> Page excerpt:
--- Start ---
Tuesday 8 June 2010

Music Stirs the Embers of Protest in Iran

Parisa remembers the precise moment she heard her first song by Shahin Najafi, an Iranian rapper living in exile in Germany, on her illegal satellite television in the small city of Karadj, west of Tehran.
“His words cut through me like a knife,” she said.
Parisa, a 24-year-old university student, stayed up long after midnight one night, when the Internet connection was faster, and spent six hours downloading Mr. Najafi’s songs.
Since the Iranian authorities have cracked down on the demonstrations that rocked the country after a disputed election a year ago, a flood of protest music has rushed in to comfort and inspire the opposition. If anything, as the street protests have been silenced, the music has grown louder and angrier.
The government has tried all manner of methods to mute what has become known as “resistance music.” It has blocked Web sites used to download songs and shut down social networking sites, which the opposition also used to organize protests and distribute videos of government and paramilitary violence.
In April, a shadowy pro-government group that calls itself “the cyber army” shut down Mr. Najafi’s Web site. The group, which hacked Iranian Twitter in December, left a message saying the site had been “conquered by anonymous soldiers of Imam Zaman,” a reference to the Shiite messiah.
--- End ---
> Material:
--- Start ---
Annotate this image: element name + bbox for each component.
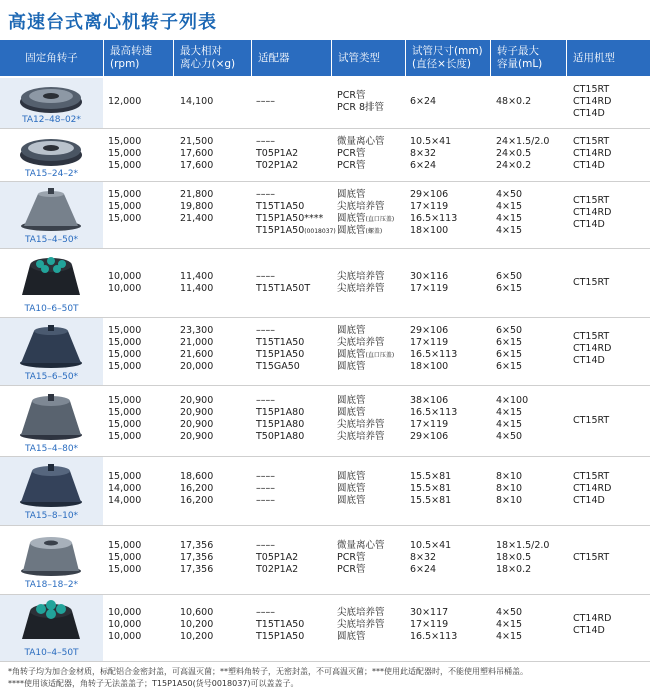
capacity-cell: 48×0.2: [496, 96, 532, 107]
rotor-name: TA15–6–50*: [24, 372, 79, 382]
header-capacity: [491, 40, 566, 76]
rcf-cell: 10,600 10,200 10,200: [180, 607, 214, 642]
rotor-row-ta10-6-50t: [0, 249, 650, 318]
rcf-cell: 21,800 19,800 21,400: [180, 189, 214, 224]
rotor-row-ta15-24-2: [0, 129, 650, 182]
tube-size-cell: 30×116 17×119: [410, 271, 449, 294]
rotor-row-ta15-4-80: [0, 386, 650, 457]
footnotes: [8, 666, 644, 690]
rotor-name: TA10–6–50T: [24, 304, 79, 314]
rotor-image: [18, 323, 84, 369]
header-rcf-line2: 离心力(×g): [180, 58, 236, 70]
models-cell: CT15RT: [573, 552, 610, 563]
tube-size-cell: 38×106 16.5×113 17×119 29×106: [410, 395, 458, 442]
header-models: [567, 40, 650, 76]
rotor-row-ta10-4-50t: [0, 595, 650, 662]
rotor-image: [18, 531, 84, 577]
adapter-cell: –––– –––– ––––: [256, 471, 275, 506]
capacity-cell: 4×100 4×15 4×15 4×50: [496, 395, 529, 442]
adapter-cell: –––– T15T1A50 T15P1A50 T15GA50: [256, 325, 305, 372]
tube-type-cell: PCR管 PCR 8排管: [337, 90, 385, 113]
rotor-row-ta15-8-10: [0, 457, 650, 526]
speed-cell: 15,000 14,000 14,000: [108, 471, 142, 506]
rcf-cell: 20,900 20,900 20,900 20,900: [180, 395, 214, 442]
tube-type-cell: 微量离心管 PCR管 PCR管: [337, 136, 385, 171]
rotor-name: TA15–24–2*: [24, 169, 79, 179]
tube-type-cell: 圆底管 尖底培养管 圆底管(直口压盖) 圆底管: [337, 325, 395, 372]
header-speed-line2: (rpm): [110, 58, 140, 70]
header-rcf-line1: 最大相对: [180, 45, 222, 57]
capacity-cell: 18×1.5/2.0 18×0.5 18×0.2: [496, 540, 550, 575]
adapter-cell: –––– T05P1A2 T02P1A2: [256, 540, 299, 575]
header-rotor: [0, 40, 103, 76]
header-tube-type: [332, 40, 405, 76]
header-models-label: 适用机型: [573, 51, 615, 64]
tube-size-cell: 6×24: [410, 96, 437, 107]
adapter-cell: –––– T15T1A50 T15P1A50**** T15P1A50(0018037): [256, 189, 336, 236]
rotor-name: TA15–4–50*: [24, 235, 79, 245]
header-tube-size-line1: 试管尺寸(mm): [412, 45, 483, 57]
page-title: 高速台式离心机转子列表: [8, 12, 217, 33]
tube-size-cell: 29×106 17×119 16.5×113 18×100: [410, 189, 458, 236]
header-capacity-line1: 转子最大: [497, 45, 539, 57]
rotor-image: [18, 80, 84, 116]
header-capacity-line2: 容量(mL): [497, 58, 543, 70]
tube-type-cell: 尖底培养管 尖底培养管 圆底管: [337, 607, 385, 642]
rotor-image: [18, 255, 84, 301]
models-cell: CT15RT: [573, 277, 610, 288]
rotor-row-ta15-6-50: [0, 318, 650, 386]
footnote-2: ****使用该适配器，角转子无法盖盖子；T15P1A50(货号0018037)可以盖盖子。: [8, 679, 299, 688]
models-cell: CT15RT CT14RD CT14D: [573, 331, 612, 366]
rcf-cell: 21,500 17,600 17,600: [180, 136, 214, 171]
rotor-name: TA15–8–10*: [24, 511, 79, 521]
tube-size-cell: 15.5×81 15.5×81 15.5×81: [410, 471, 452, 506]
header-speed-line1: 最高转速: [110, 45, 152, 57]
adapter-cell: –––– T05P1A2 T02P1A2: [256, 136, 299, 171]
header-tube-type-label: 试管类型: [338, 51, 380, 64]
capacity-cell: 4×50 4×15 4×15 4×15: [496, 189, 523, 236]
rotor-row-ta12-48-02: [0, 78, 650, 129]
rcf-cell: 14,100: [180, 96, 214, 107]
header-speed: [104, 40, 173, 76]
capacity-cell: 6×50 6×15: [496, 271, 523, 294]
header-rotor-label: 固定角转子: [25, 51, 78, 64]
adapter-cell: –––– T15T1A50 T15P1A50: [256, 607, 305, 642]
rotor-name: TA10–4–50T: [24, 648, 79, 658]
rotor-image: [18, 462, 84, 508]
tube-type-cell: 圆底管 圆底管 圆底管: [337, 471, 366, 506]
rotor-name: TA15–4–80*: [24, 444, 79, 454]
speed-cell: 12,000: [108, 96, 142, 107]
tube-type-cell: 尖底培养管 尖底培养管: [337, 271, 385, 294]
tube-size-cell: 10.5×41 8×32 6×24: [410, 540, 452, 575]
rcf-cell: 17,356 17,356 17,356: [180, 540, 214, 575]
speed-cell: 10,000 10,000: [108, 271, 142, 294]
tube-size-cell: 10.5×41 8×32 6×24: [410, 136, 452, 171]
models-cell: CT15RT CT14RD CT14D: [573, 136, 612, 171]
speed-cell: 15,000 15,000 15,000: [108, 136, 142, 171]
speed-cell: 10,000 10,000 10,000: [108, 607, 142, 642]
rotor-image: [18, 131, 84, 169]
adapter-cell: –––– T15P1A80 T15P1A80 T50P1A80: [256, 395, 305, 442]
tube-size-cell: 29×106 17×119 16.5×113 18×100: [410, 325, 458, 372]
rcf-cell: 11,400 11,400: [180, 271, 214, 294]
header-adapter: [252, 40, 331, 76]
rotor-name: TA12–48–02*: [22, 115, 81, 125]
capacity-cell: 6×50 6×15 6×15 6×15: [496, 325, 523, 372]
speed-cell: 15,000 15,000 15,000 15,000: [108, 325, 142, 372]
models-cell: CT15RT: [573, 415, 610, 426]
models-cell: CT15RT CT14RD CT14D: [573, 84, 612, 119]
models-cell: CT15RT CT14RD CT14D: [573, 471, 612, 506]
rotor-image: [18, 186, 84, 232]
speed-cell: 15,000 15,000 15,000: [108, 540, 142, 575]
header-adapter-label: 适配器: [258, 51, 290, 64]
rotor-image: [18, 391, 84, 441]
rotor-row-ta15-4-50: [0, 182, 650, 249]
footnote-1: *角转子均为加合金材质，标配铝合金密封盖，可高温灭菌；**塑料角转子，无密封盖，不可高温灭菌；***使用此适配器时，不能使用塑料吊桶盖。: [8, 667, 528, 676]
tube-type-cell: 圆底管 圆底管 尖底培养管 尖底培养管: [337, 395, 385, 442]
tube-type-cell: 圆底管 尖底培养管 圆底管(直口压盖) 圆底管(螺盖): [337, 189, 395, 236]
capacity-cell: 24×1.5/2.0 24×0.5 24×0.2: [496, 136, 550, 171]
header-tube-size: [406, 40, 490, 76]
rotor-image: [18, 599, 84, 645]
adapter-cell: –––– T15T1A50T: [256, 271, 311, 294]
adapter-cell: ––––: [256, 96, 275, 107]
rotor-name: TA18–18–2*: [24, 580, 79, 590]
speed-cell: 15,000 15,000 15,000: [108, 189, 142, 224]
tube-size-cell: 30×117 17×119 16.5×113: [410, 607, 458, 642]
capacity-cell: 8×10 8×10 8×10: [496, 471, 523, 506]
models-cell: CT14RD CT14D: [573, 613, 612, 636]
rcf-cell: 18,600 16,200 16,200: [180, 471, 214, 506]
header-rcf: [174, 40, 251, 76]
header-tube-size-line2: (直径×长度): [412, 58, 471, 70]
capacity-cell: 4×50 4×15 4×15: [496, 607, 523, 642]
tube-type-cell: 微量离心管 PCR管 PCR管: [337, 540, 385, 575]
speed-cell: 15,000 15,000 15,000 15,000: [108, 395, 142, 442]
models-cell: CT15RT CT14RD CT14D: [573, 195, 612, 230]
rotor-row-ta18-18-2: [0, 526, 650, 595]
rcf-cell: 23,300 21,000 21,600 20,000: [180, 325, 214, 372]
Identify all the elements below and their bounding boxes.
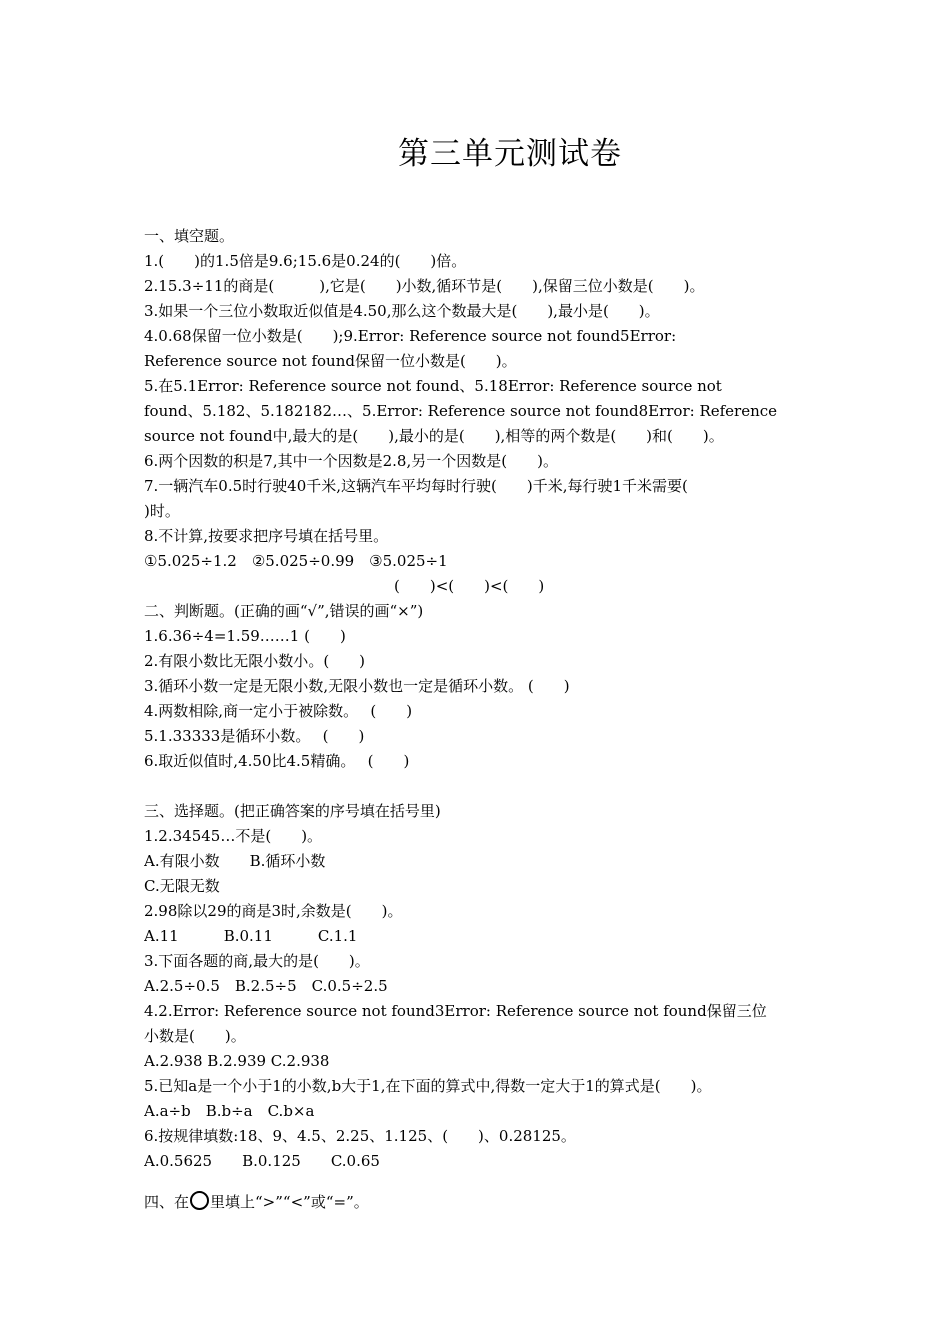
--- End ---
> The tasks:
**A)** Based on the article about protest music in Iran, say whether each statement agrees with it. Give yes or no for each, along with the exact words from the article that settle it.
(i) Parisa is a 24-year-old university student.
(ii) Shahin Najafi lives in exile in France.
(iii) The cyber army shut down Mr. Najafi's Web site in December.
**B)** List every country or city named in the article about protest music in Iran.
**C)** From the article about protest music in Iran, write out everything from "The government has" down to "the Shiite messiah.".

> Solutions in order:
**A)**
(i) Yes: "Parisa, a 24-year-old university student"
(ii) No: "an Iranian rapper living in exile in Germany"
(iii) No: "In April, a shadowy pro-government group that calls itself “the cyber army” shut down Mr. Najafi’s Web site."

**B)** Iran, Germany, Karadj, Tehran

**C)**
The government has tried all manner of methods to mute what has become known as “resistance music.” It has blocked Web sites used to download songs and shut down social networking sites, which the opposition also used to organize protests and distribute videos of government and paramilitary violence.
In April, a shadowy pro-government group that calls itself “the cyber army” shut down Mr. Najafi’s Web site. The group, which hacked Iranian Twitter in December, left a message saying the site had been “conquered by anonymous soldiers of Imam Zaman,” a reference to the Shiite messiah.